» Requirement
Collect each line of the records containing the string "name".

» Supplied data

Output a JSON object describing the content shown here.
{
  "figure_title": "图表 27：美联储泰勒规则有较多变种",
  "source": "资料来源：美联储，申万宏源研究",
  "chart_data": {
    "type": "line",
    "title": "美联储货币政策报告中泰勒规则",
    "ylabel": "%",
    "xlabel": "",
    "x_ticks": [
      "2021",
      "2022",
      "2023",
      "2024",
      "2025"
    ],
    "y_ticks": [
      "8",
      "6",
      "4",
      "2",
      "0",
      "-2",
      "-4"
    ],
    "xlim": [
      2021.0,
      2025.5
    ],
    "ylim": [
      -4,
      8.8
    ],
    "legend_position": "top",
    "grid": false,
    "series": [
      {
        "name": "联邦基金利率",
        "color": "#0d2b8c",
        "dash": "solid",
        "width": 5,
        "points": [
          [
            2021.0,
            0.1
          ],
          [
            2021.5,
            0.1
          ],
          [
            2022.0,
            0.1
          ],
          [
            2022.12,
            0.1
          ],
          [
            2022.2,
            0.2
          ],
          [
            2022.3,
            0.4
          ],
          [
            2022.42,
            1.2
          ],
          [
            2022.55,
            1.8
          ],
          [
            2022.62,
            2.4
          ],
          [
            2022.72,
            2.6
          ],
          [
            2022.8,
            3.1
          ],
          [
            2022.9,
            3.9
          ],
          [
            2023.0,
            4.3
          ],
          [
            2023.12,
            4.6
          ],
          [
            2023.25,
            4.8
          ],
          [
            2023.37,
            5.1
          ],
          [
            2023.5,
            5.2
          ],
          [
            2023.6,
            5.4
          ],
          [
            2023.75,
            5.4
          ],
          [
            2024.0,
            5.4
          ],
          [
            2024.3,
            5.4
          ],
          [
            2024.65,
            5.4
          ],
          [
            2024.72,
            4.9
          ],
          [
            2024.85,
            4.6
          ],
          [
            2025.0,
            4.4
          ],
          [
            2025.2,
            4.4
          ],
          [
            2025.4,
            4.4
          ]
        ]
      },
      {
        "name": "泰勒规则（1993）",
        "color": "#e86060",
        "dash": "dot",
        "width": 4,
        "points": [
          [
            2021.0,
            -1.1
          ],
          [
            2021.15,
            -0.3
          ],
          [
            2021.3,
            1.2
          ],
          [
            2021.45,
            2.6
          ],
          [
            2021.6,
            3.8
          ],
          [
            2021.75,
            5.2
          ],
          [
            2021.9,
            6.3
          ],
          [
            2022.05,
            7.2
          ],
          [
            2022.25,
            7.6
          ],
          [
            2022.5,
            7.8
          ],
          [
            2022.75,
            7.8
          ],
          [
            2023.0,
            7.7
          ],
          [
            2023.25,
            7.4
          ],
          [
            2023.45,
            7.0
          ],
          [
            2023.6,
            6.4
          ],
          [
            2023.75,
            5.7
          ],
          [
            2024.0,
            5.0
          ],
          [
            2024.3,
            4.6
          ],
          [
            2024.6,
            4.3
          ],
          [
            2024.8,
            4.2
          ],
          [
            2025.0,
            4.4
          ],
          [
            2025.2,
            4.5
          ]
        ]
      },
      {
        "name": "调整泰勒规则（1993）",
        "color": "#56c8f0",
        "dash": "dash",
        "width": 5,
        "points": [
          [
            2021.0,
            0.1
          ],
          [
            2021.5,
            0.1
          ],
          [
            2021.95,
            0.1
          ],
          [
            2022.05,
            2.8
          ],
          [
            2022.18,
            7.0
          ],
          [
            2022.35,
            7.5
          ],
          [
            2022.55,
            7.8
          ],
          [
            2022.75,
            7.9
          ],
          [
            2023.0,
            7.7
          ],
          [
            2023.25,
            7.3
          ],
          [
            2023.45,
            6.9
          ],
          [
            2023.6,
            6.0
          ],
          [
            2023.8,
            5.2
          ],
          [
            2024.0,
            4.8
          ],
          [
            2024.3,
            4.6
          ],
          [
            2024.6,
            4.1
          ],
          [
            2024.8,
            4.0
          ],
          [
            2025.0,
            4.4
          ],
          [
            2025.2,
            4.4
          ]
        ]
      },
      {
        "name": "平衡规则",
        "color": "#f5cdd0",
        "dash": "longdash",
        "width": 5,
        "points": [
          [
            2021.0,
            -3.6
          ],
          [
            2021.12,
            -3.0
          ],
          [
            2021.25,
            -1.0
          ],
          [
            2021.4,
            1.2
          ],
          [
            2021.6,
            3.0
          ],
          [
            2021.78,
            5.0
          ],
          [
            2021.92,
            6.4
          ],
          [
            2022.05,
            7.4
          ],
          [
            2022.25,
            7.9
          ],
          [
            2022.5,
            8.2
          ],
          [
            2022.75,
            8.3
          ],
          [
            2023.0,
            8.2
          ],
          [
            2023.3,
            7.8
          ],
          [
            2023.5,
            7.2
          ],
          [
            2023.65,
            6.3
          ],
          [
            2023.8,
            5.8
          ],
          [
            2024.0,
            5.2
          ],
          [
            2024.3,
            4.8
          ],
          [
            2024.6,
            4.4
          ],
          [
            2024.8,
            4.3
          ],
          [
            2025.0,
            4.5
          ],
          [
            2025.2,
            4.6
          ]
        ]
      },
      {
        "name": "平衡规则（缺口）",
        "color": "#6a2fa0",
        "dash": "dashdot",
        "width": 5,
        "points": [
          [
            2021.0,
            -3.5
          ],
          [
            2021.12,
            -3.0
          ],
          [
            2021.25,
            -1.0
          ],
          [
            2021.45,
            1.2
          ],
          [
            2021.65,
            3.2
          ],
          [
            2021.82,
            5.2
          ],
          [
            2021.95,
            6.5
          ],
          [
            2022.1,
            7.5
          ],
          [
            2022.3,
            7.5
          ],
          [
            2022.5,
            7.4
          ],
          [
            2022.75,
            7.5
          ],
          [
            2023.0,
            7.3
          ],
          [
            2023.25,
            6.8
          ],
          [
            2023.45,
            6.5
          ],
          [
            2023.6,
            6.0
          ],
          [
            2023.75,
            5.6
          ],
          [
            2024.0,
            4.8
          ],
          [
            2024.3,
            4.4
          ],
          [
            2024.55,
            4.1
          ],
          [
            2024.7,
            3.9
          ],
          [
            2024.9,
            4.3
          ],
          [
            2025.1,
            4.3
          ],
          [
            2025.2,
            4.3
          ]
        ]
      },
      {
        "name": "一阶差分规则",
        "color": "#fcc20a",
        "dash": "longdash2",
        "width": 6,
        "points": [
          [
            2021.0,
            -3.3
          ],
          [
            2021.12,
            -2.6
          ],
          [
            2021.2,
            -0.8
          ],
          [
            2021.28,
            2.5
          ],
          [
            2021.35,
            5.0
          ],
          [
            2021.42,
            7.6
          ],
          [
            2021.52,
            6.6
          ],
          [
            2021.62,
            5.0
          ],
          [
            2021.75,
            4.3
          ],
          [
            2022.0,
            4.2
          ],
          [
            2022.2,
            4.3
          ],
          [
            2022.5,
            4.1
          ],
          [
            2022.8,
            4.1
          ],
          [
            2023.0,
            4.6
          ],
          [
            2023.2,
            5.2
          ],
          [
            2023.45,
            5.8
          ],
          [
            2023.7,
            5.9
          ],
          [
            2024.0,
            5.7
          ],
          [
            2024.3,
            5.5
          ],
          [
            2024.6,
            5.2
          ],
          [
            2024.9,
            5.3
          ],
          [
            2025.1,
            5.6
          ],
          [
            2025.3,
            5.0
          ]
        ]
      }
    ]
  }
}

» Full response
        "name": "联邦基金利率",
        "name": "泰勒规则（1993）",
        "name": "调整泰勒规则（1993）",
        "name": "平衡规则",
        "name": "平衡规则（缺口）",
        "name": "一阶差分规则",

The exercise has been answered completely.